• DO THIS:
Return only the count of lines in which the word "name" appears.

[Data records]
##########

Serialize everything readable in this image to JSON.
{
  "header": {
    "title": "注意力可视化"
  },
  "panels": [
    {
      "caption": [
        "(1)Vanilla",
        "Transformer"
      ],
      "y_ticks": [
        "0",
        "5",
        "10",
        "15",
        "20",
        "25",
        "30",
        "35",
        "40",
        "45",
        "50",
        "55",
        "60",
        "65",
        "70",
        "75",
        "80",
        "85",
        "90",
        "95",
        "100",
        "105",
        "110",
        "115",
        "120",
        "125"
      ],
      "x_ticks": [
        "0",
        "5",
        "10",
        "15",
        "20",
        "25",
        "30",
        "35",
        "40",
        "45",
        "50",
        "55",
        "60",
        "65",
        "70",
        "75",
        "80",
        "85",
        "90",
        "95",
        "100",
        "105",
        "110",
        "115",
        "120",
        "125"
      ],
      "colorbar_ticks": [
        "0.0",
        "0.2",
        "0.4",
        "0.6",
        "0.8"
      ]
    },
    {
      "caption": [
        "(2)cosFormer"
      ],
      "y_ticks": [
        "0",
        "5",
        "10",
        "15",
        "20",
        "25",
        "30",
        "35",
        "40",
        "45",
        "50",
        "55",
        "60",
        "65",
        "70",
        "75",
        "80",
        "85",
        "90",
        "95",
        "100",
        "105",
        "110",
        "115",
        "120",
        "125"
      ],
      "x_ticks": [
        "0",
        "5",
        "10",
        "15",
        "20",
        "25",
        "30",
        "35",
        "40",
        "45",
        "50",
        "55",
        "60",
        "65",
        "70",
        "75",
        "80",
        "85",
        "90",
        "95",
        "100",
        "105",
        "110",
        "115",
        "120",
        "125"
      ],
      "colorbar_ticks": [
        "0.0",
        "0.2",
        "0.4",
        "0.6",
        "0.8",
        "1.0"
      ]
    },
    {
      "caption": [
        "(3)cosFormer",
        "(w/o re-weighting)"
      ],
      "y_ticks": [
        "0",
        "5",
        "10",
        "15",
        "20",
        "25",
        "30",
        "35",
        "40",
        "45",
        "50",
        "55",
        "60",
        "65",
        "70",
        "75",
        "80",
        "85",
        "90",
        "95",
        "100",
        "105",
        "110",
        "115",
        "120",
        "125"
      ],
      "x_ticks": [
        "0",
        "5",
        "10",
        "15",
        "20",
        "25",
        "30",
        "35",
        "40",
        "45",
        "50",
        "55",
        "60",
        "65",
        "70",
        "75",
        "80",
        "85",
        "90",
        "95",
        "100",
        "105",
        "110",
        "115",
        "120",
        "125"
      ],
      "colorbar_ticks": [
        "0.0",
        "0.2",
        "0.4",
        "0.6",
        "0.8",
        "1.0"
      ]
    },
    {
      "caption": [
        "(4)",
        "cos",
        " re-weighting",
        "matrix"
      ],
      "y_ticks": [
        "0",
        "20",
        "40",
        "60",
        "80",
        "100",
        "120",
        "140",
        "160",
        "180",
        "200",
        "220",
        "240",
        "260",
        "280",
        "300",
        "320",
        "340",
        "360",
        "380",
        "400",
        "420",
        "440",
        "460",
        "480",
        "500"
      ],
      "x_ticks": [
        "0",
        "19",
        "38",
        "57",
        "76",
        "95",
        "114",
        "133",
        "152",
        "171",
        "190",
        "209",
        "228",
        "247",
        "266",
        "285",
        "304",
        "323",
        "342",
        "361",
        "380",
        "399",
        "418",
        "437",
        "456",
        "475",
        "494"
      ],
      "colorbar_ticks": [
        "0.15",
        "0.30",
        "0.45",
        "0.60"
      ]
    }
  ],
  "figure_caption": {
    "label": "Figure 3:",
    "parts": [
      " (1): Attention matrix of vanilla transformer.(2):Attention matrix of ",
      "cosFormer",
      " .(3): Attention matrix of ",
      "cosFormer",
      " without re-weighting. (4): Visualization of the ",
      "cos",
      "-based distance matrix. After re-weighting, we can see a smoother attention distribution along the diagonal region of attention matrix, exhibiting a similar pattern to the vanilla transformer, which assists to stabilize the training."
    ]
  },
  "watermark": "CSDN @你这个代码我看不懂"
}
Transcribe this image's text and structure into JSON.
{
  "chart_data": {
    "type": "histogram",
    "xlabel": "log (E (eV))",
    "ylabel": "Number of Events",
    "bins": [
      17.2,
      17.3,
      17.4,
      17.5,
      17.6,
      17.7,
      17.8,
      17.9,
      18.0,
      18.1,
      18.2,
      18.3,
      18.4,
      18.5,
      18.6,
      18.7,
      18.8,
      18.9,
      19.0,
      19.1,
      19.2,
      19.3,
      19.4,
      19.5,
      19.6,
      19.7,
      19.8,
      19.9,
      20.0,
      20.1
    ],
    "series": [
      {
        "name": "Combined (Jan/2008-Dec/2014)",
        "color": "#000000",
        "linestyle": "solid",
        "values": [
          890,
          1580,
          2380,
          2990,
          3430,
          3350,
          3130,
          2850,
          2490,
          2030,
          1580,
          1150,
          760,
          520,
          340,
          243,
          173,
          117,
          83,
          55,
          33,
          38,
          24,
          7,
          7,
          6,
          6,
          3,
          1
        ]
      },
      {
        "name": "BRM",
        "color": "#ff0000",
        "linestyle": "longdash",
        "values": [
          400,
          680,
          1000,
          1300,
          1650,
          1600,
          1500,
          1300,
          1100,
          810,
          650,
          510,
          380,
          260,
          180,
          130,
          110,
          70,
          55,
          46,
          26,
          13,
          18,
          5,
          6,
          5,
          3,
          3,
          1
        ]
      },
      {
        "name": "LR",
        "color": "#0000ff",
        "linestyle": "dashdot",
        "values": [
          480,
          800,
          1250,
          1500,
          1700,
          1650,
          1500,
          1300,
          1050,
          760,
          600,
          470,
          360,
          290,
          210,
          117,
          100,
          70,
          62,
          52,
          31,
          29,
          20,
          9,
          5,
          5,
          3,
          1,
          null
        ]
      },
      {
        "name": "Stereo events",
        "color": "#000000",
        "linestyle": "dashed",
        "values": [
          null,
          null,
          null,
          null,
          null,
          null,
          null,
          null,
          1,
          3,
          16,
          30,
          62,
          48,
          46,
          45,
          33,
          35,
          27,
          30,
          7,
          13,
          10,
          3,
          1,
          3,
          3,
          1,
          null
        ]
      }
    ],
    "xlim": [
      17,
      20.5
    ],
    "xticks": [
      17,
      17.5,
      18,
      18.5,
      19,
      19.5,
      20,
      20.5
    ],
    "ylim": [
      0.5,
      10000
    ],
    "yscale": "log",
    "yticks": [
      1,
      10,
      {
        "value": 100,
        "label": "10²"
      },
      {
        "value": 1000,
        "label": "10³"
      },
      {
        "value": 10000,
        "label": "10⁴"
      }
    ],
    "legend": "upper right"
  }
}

##########

• RESPONSE TO THIS TASK:
4